Look through the data below and say how many of its lines contain "Application", adding nothing else.

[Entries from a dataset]
☆ ☆ ☆ ☆
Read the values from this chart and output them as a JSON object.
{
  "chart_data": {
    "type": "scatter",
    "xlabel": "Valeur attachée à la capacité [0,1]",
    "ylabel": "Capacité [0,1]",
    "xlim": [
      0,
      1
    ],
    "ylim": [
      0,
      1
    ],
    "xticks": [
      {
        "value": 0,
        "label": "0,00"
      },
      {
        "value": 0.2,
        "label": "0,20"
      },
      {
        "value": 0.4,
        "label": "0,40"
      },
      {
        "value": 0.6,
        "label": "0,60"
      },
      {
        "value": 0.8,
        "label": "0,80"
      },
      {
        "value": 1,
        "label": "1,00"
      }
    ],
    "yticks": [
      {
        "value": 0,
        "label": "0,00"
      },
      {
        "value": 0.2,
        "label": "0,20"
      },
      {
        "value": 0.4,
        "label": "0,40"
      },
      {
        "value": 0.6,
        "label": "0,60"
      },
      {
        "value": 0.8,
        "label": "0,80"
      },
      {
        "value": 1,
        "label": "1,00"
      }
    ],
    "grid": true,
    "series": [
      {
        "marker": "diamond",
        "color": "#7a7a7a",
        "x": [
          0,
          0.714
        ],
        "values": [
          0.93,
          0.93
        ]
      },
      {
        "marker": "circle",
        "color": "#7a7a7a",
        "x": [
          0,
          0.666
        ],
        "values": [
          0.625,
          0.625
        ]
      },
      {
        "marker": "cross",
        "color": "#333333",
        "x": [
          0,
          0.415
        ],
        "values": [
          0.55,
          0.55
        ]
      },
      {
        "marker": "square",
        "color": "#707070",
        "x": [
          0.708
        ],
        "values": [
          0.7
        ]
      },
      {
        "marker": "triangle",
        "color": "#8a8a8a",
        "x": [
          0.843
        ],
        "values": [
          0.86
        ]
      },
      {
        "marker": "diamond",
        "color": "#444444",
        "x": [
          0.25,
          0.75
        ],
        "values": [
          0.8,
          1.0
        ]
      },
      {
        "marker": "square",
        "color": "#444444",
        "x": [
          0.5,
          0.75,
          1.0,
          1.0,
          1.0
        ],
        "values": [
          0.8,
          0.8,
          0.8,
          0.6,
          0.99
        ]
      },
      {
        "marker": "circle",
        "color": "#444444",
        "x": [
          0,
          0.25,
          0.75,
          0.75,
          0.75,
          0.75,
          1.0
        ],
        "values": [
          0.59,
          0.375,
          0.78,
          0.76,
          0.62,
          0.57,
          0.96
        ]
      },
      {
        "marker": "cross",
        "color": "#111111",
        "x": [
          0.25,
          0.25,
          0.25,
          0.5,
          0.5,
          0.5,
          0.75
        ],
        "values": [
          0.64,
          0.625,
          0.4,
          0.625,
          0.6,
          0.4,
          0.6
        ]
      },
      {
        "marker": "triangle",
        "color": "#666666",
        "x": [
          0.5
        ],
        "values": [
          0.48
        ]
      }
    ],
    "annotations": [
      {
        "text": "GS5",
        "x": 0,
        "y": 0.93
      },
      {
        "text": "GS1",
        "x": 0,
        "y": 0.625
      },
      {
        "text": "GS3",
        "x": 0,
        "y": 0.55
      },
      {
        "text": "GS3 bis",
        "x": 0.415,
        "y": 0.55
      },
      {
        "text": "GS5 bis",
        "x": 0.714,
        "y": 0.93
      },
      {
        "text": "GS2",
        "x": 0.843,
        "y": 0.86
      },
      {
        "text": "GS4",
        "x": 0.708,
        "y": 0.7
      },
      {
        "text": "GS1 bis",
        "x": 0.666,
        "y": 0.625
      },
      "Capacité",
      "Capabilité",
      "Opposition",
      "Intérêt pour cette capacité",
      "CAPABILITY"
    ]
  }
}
☆ ☆ ☆ ☆
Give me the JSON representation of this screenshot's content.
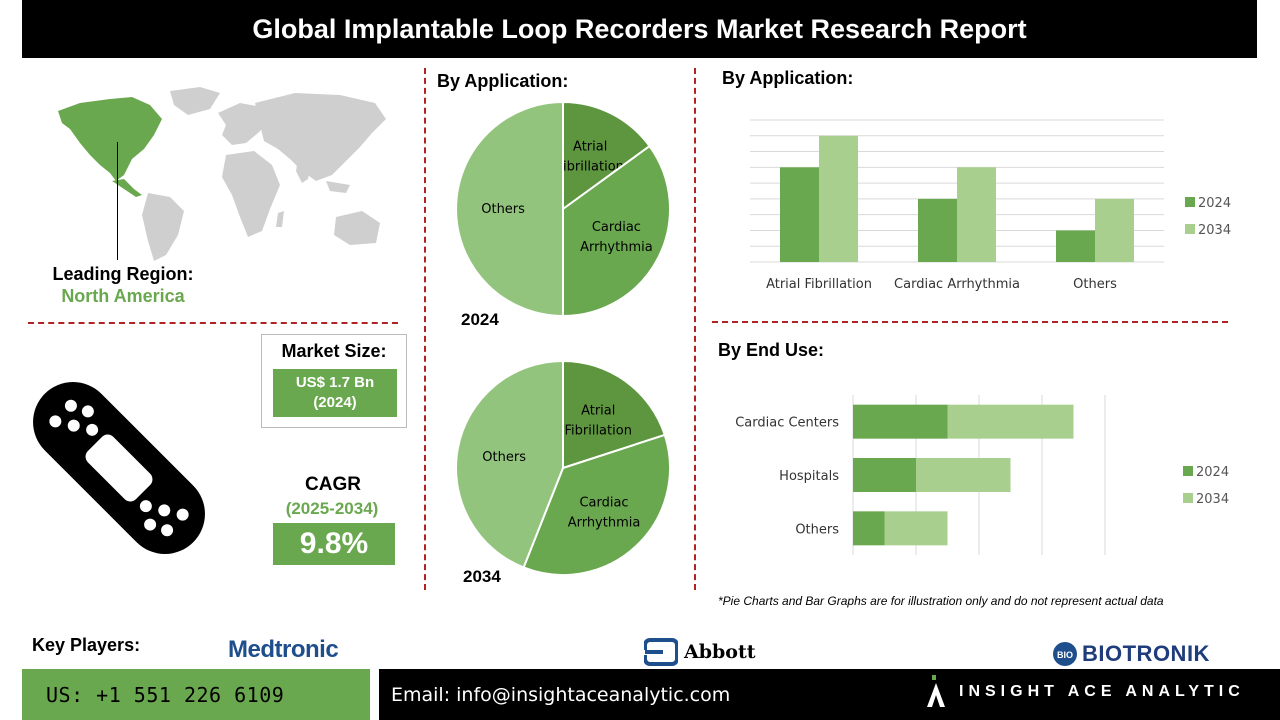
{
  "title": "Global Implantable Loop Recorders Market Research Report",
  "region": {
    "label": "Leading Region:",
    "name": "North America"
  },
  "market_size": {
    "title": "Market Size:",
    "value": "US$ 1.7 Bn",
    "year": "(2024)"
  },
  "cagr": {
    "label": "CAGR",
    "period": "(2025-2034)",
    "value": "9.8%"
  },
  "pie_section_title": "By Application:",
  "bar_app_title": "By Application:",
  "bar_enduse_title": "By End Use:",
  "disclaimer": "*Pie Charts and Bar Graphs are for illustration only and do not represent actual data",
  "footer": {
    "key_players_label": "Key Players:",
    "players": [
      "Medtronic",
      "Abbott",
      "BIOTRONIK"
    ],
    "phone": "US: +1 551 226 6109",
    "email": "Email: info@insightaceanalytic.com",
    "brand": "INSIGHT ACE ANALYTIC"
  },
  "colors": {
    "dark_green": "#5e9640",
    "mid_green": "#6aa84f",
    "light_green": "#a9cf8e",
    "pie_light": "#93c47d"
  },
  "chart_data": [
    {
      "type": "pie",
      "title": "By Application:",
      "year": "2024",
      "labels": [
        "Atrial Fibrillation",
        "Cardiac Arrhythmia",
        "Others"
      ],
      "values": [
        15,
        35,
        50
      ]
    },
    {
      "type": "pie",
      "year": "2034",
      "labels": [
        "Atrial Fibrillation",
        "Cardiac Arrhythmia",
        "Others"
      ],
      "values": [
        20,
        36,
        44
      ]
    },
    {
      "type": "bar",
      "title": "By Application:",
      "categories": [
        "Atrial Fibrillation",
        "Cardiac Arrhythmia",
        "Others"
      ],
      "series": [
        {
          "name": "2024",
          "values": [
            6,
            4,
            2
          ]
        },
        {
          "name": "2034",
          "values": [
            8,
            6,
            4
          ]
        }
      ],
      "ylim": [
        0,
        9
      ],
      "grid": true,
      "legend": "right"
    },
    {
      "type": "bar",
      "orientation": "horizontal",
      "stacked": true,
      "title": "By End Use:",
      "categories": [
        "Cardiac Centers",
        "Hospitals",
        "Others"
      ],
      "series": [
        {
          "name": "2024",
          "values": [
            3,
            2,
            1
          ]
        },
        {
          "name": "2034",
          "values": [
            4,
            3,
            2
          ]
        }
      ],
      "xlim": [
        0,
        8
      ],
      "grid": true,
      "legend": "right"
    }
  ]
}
☆ ☆ ☆ ☆
Correct answer: 4